_What you should do_
All lines below must be repeated exactly, with the pictures omitted.

_Provided data_
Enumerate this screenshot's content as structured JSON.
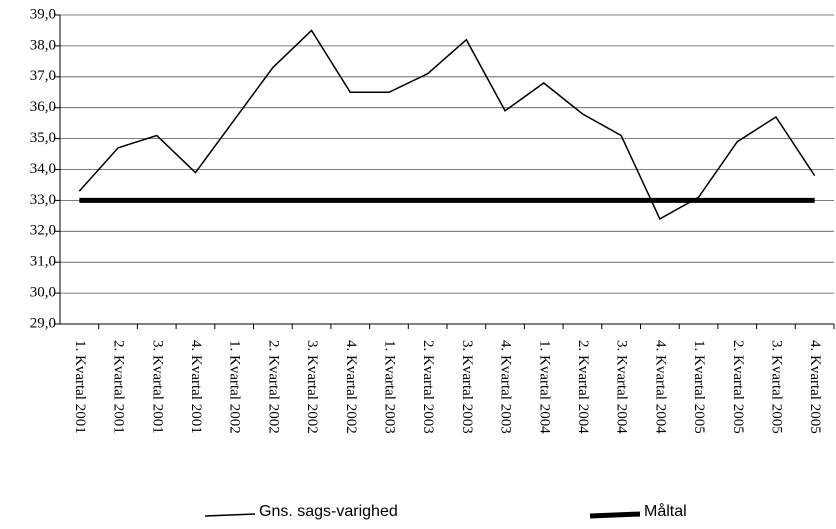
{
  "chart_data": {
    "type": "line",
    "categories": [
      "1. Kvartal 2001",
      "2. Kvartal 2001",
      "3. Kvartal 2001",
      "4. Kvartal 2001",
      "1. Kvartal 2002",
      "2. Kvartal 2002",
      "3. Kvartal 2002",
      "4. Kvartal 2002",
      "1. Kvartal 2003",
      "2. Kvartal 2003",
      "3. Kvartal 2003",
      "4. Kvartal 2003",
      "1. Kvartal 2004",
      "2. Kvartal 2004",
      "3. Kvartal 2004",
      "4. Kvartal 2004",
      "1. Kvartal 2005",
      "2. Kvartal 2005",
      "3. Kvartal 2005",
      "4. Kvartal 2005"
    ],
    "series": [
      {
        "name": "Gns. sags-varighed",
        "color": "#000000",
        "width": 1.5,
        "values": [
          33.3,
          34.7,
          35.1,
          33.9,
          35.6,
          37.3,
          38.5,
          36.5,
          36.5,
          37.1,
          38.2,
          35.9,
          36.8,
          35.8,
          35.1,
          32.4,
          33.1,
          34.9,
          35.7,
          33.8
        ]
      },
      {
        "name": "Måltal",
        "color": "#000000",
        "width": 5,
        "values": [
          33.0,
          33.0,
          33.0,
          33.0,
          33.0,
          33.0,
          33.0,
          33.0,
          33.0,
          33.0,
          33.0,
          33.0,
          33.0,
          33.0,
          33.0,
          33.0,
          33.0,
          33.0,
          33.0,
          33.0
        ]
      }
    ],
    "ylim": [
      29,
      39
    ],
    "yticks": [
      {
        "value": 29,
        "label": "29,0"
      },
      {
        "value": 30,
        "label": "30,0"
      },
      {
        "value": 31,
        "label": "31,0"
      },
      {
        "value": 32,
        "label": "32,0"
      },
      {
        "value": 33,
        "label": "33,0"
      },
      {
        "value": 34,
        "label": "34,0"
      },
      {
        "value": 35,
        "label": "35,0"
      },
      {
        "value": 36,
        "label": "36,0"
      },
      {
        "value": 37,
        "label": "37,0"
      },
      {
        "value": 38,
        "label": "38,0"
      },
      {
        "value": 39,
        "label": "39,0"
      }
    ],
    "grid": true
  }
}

_Correct output_
Enumerate this screenshot's content as structured JSON.
{
  "chart_data": {
    "type": "line",
    "categories": [
      "1. Kvartal 2001",
      "2. Kvartal 2001",
      "3. Kvartal 2001",
      "4. Kvartal 2001",
      "1. Kvartal 2002",
      "2. Kvartal 2002",
      "3. Kvartal 2002",
      "4. Kvartal 2002",
      "1. Kvartal 2003",
      "2. Kvartal 2003",
      "3. Kvartal 2003",
      "4. Kvartal 2003",
      "1. Kvartal 2004",
      "2. Kvartal 2004",
      "3. Kvartal 2004",
      "4. Kvartal 2004",
      "1. Kvartal 2005",
      "2. Kvartal 2005",
      "3. Kvartal 2005",
      "4. Kvartal 2005"
    ],
    "series": [
      {
        "name": "Gns. sags-varighed",
        "color": "#000000",
        "width": 1.5,
        "values": [
          33.3,
          34.7,
          35.1,
          33.9,
          35.6,
          37.3,
          38.5,
          36.5,
          36.5,
          37.1,
          38.2,
          35.9,
          36.8,
          35.8,
          35.1,
          32.4,
          33.1,
          34.9,
          35.7,
          33.8
        ]
      },
      {
        "name": "Måltal",
        "color": "#000000",
        "width": 5,
        "values": [
          33.0,
          33.0,
          33.0,
          33.0,
          33.0,
          33.0,
          33.0,
          33.0,
          33.0,
          33.0,
          33.0,
          33.0,
          33.0,
          33.0,
          33.0,
          33.0,
          33.0,
          33.0,
          33.0,
          33.0
        ]
      }
    ],
    "ylim": [
      29,
      39
    ],
    "yticks": [
      {
        "value": 29,
        "label": "29,0"
      },
      {
        "value": 30,
        "label": "30,0"
      },
      {
        "value": 31,
        "label": "31,0"
      },
      {
        "value": 32,
        "label": "32,0"
      },
      {
        "value": 33,
        "label": "33,0"
      },
      {
        "value": 34,
        "label": "34,0"
      },
      {
        "value": 35,
        "label": "35,0"
      },
      {
        "value": 36,
        "label": "36,0"
      },
      {
        "value": 37,
        "label": "37,0"
      },
      {
        "value": 38,
        "label": "38,0"
      },
      {
        "value": 39,
        "label": "39,0"
      }
    ],
    "grid": true
  }
}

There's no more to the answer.